■ **GIVEN PROBLEM**: Within the material below, find each line bearing the word "Significant" and present it.

## START SOURCE DATA

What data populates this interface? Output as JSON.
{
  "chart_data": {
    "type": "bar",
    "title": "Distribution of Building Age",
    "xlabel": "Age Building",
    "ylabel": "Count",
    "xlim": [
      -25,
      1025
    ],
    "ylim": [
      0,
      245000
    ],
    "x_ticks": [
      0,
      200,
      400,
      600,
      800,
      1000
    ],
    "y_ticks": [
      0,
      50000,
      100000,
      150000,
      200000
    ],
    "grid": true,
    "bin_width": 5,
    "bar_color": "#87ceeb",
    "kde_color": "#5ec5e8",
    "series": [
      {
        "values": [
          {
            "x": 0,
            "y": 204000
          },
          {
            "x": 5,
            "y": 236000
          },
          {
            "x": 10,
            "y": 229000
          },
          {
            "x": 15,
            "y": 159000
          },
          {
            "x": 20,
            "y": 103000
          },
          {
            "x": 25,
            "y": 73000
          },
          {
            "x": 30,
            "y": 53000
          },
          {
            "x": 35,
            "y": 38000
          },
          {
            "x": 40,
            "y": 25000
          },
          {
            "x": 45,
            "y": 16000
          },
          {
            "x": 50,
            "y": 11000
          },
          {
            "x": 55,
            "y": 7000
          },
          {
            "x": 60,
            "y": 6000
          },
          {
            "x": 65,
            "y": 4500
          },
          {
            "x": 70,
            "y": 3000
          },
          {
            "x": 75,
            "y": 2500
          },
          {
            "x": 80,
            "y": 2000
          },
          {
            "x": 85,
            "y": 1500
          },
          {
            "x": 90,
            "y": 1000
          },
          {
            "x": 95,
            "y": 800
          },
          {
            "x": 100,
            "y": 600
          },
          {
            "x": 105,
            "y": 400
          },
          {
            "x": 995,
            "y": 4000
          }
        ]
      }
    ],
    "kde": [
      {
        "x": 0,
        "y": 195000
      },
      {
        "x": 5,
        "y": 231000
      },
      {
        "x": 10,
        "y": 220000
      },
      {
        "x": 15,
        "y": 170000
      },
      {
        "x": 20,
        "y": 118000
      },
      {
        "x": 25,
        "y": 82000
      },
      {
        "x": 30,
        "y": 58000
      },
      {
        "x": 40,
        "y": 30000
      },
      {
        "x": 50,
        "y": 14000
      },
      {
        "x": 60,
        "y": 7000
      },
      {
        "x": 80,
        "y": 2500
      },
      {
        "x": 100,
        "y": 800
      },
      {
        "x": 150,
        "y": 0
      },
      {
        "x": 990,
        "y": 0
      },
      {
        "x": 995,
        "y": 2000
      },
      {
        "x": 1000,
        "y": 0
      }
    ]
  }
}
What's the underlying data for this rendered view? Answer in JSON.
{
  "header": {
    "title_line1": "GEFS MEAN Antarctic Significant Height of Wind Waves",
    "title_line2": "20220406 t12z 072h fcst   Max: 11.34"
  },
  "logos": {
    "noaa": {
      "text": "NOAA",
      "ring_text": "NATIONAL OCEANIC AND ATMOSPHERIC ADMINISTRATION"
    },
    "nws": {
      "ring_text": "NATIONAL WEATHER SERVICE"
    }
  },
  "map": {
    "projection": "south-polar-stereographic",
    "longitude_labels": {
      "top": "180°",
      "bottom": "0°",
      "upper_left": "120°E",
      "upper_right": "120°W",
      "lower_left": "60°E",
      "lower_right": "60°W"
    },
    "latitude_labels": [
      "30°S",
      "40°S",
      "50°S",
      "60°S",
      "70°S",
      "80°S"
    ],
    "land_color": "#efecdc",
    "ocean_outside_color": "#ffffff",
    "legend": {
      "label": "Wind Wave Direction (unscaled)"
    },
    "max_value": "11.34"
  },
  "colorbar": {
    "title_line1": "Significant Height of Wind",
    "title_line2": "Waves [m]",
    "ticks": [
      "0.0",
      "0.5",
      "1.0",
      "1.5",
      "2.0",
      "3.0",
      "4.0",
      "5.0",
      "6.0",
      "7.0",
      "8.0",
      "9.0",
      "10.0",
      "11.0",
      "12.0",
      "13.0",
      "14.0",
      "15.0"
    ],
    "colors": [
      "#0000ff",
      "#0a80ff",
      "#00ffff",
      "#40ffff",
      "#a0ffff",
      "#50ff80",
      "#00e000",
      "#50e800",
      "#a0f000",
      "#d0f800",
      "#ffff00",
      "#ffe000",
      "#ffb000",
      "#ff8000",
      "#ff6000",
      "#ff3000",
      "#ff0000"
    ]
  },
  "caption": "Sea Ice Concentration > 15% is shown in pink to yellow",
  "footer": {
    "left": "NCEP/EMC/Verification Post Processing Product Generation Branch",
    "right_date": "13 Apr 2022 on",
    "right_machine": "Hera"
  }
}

## END SOURCE DATA

■ **SOLUTION FOR THIS TASK**:
    "title_line1": "GEFS MEAN Antarctic Significant Height of Wind Waves",
    "title_line1": "Significant Height of Wind",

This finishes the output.